**Extracted material:**
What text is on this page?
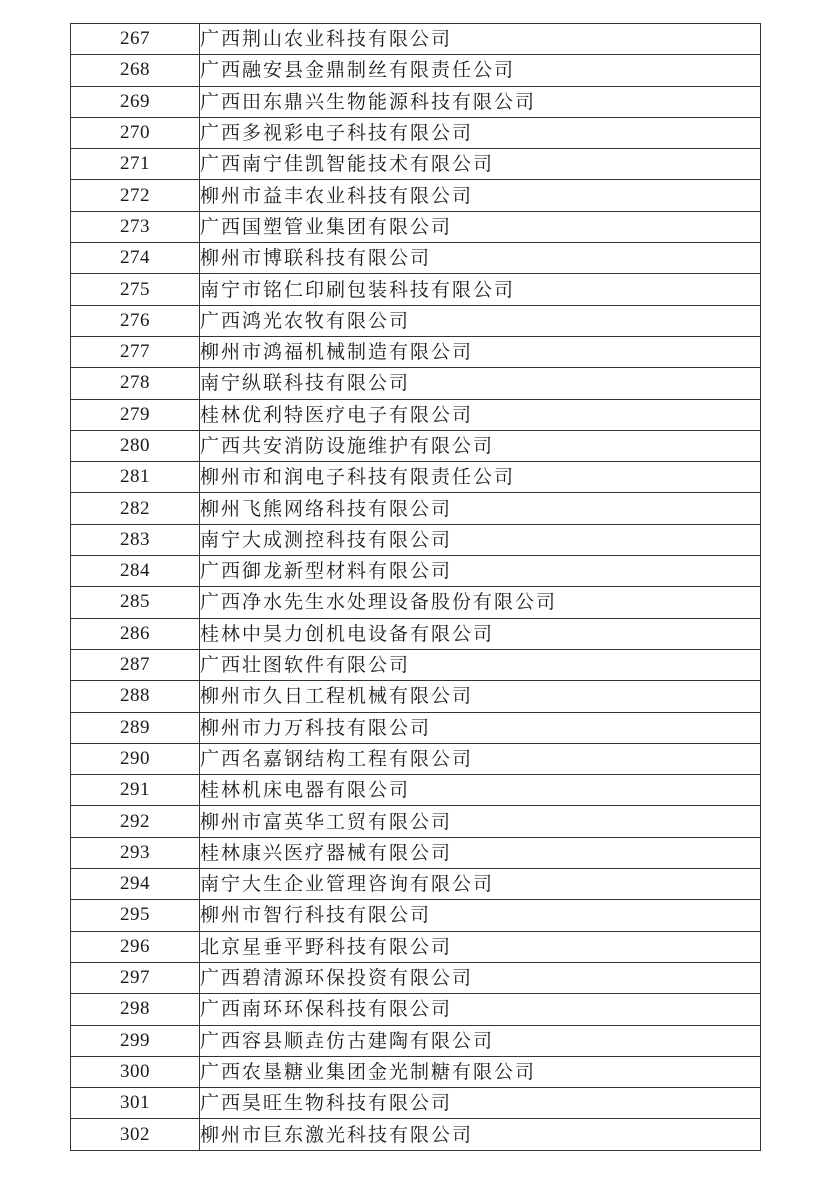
267	广西荆山农业科技有限公司
268	广西融安县金鼎制丝有限责任公司
269	广西田东鼎兴生物能源科技有限公司
270	广西多视彩电子科技有限公司
271	广西南宁佳凯智能技术有限公司
272	柳州市益丰农业科技有限公司
273	广西国塑管业集团有限公司
274	柳州市博联科技有限公司
275	南宁市铭仁印刷包装科技有限公司
276	广西鸿光农牧有限公司
277	柳州市鸿福机械制造有限公司
278	南宁纵联科技有限公司
279	桂林优利特医疗电子有限公司
280	广西共安消防设施维护有限公司
281	柳州市和润电子科技有限责任公司
282	柳州飞熊网络科技有限公司
283	南宁大成测控科技有限公司
284	广西御龙新型材料有限公司
285	广西净水先生水处理设备股份有限公司
286	桂林中昊力创机电设备有限公司
287	广西壮图软件有限公司
288	柳州市久日工程机械有限公司
289	柳州市力万科技有限公司
290	广西名嘉钢结构工程有限公司
291	桂林机床电器有限公司
292	柳州市富英华工贸有限公司
293	桂林康兴医疗器械有限公司
294	南宁大生企业管理咨询有限公司
295	柳州市智行科技有限公司
296	北京星垂平野科技有限公司
297	广西碧清源环保投资有限公司
298	广西南环环保科技有限公司
299	广西容县顺垚仿古建陶有限公司
300	广西农垦糖业集团金光制糖有限公司
301	广西昊旺生物科技有限公司
302	柳州市巨东激光科技有限公司
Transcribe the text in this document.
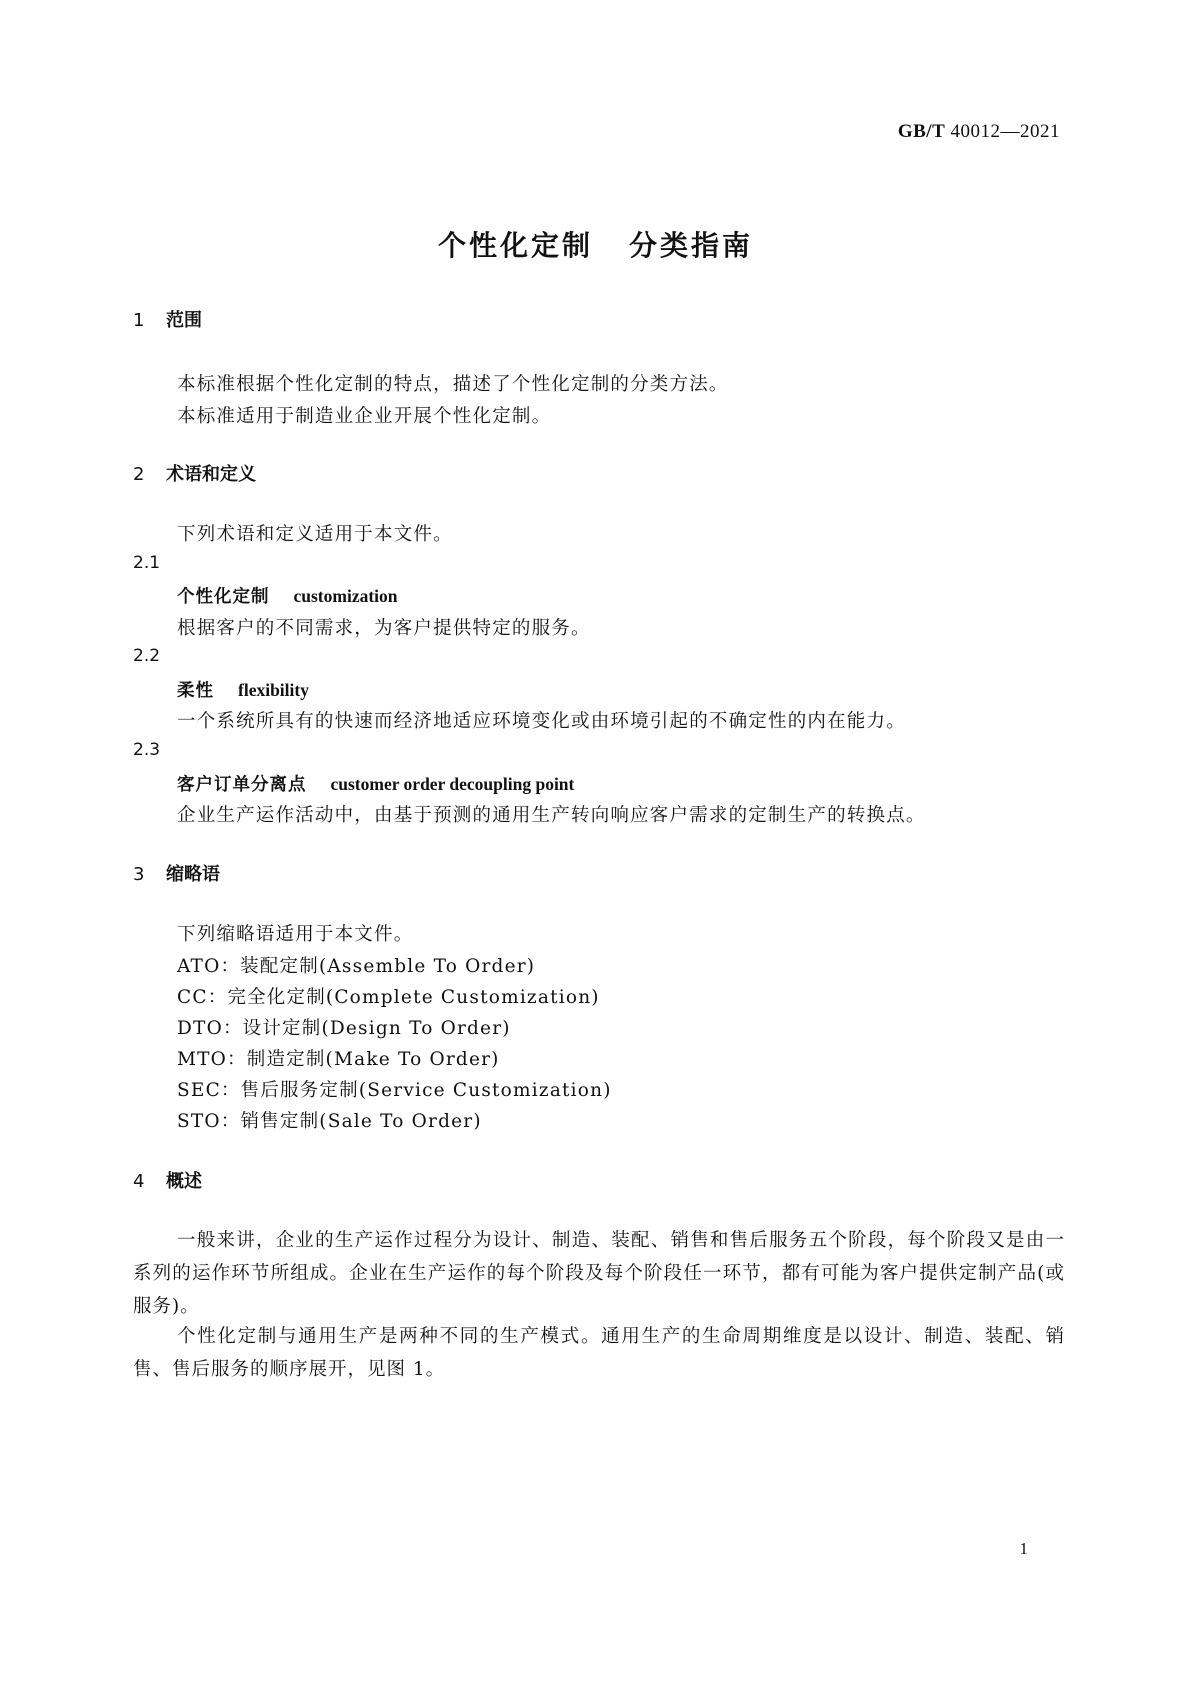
GB/T 40012—2021
个性化定制 分类指南
1 范围
本标准根据个性化定制的特点，描述了个性化定制的分类方法。
本标准适用于制造业企业开展个性化定制。
2 术语和定义
下列术语和定义适用于本文件。
2.1
个性化定制 customization
根据客户的不同需求，为客户提供特定的服务。
2.2
柔性 flexibility
一个系统所具有的快速而经济地适应环境变化或由环境引起的不确定性的内在能力。
2.3
客户订单分离点 customer order decoupling point
企业生产运作活动中，由基于预测的通用生产转向响应客户需求的定制生产的转换点。
3 缩略语
下列缩略语适用于本文件。
ATO：装配定制(Assemble To Order)
CC：完全化定制(Complete Customization)
DTO：设计定制(Design To Order)
MTO：制造定制(Make To Order)
SEC：售后服务定制(Service Customization)
STO：销售定制(Sale To Order)
4 概述
一般来讲，企业的生产运作过程分为设计、制造、装配、销售和售后服务五个阶段，每个阶段又是由一系列的运作环节所组成。企业在生产运作的每个阶段及每个阶段任一环节，都有可能为客户提供定制产品(或服务)。
个性化定制与通用生产是两种不同的生产模式。通用生产的生命周期维度是以设计、制造、装配、销售、售后服务的顺序展开，见图 1。
1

**What the task requires:**
Copy out every line of the material above exactly, skipping the pictures.

**Answer to the exercise:**
What text is on this page?
267	广西荆山农业科技有限公司
268	广西融安县金鼎制丝有限责任公司
269	广西田东鼎兴生物能源科技有限公司
270	广西多视彩电子科技有限公司
271	广西南宁佳凯智能技术有限公司
272	柳州市益丰农业科技有限公司
273	广西国塑管业集团有限公司
274	柳州市博联科技有限公司
275	南宁市铭仁印刷包装科技有限公司
276	广西鸿光农牧有限公司
277	柳州市鸿福机械制造有限公司
278	南宁纵联科技有限公司
279	桂林优利特医疗电子有限公司
280	广西共安消防设施维护有限公司
281	柳州市和润电子科技有限责任公司
282	柳州飞熊网络科技有限公司
283	南宁大成测控科技有限公司
284	广西御龙新型材料有限公司
285	广西净水先生水处理设备股份有限公司
286	桂林中昊力创机电设备有限公司
287	广西壮图软件有限公司
288	柳州市久日工程机械有限公司
289	柳州市力万科技有限公司
290	广西名嘉钢结构工程有限公司
291	桂林机床电器有限公司
292	柳州市富英华工贸有限公司
293	桂林康兴医疗器械有限公司
294	南宁大生企业管理咨询有限公司
295	柳州市智行科技有限公司
296	北京星垂平野科技有限公司
297	广西碧清源环保投资有限公司
298	广西南环环保科技有限公司
299	广西容县顺垚仿古建陶有限公司
300	广西农垦糖业集团金光制糖有限公司
301	广西昊旺生物科技有限公司
302	柳州市巨东激光科技有限公司
Transcribe the text in this document.
GB/T 40012—2021
个性化定制 分类指南
1 范围
本标准根据个性化定制的特点，描述了个性化定制的分类方法。
本标准适用于制造业企业开展个性化定制。
2 术语和定义
下列术语和定义适用于本文件。
2.1
个性化定制 customization
根据客户的不同需求，为客户提供特定的服务。
2.2
柔性 flexibility
一个系统所具有的快速而经济地适应环境变化或由环境引起的不确定性的内在能力。
2.3
客户订单分离点 customer order decoupling point
企业生产运作活动中，由基于预测的通用生产转向响应客户需求的定制生产的转换点。
3 缩略语
下列缩略语适用于本文件。
ATO：装配定制(Assemble To Order)
CC：完全化定制(Complete Customization)
DTO：设计定制(Design To Order)
MTO：制造定制(Make To Order)
SEC：售后服务定制(Service Customization)
STO：销售定制(Sale To Order)
4 概述
一般来讲，企业的生产运作过程分为设计、制造、装配、销售和售后服务五个阶段，每个阶段又是由一系列的运作环节所组成。企业在生产运作的每个阶段及每个阶段任一环节，都有可能为客户提供定制产品(或服务)。
个性化定制与通用生产是两种不同的生产模式。通用生产的生命周期维度是以设计、制造、装配、销售、售后服务的顺序展开，见图 1。
1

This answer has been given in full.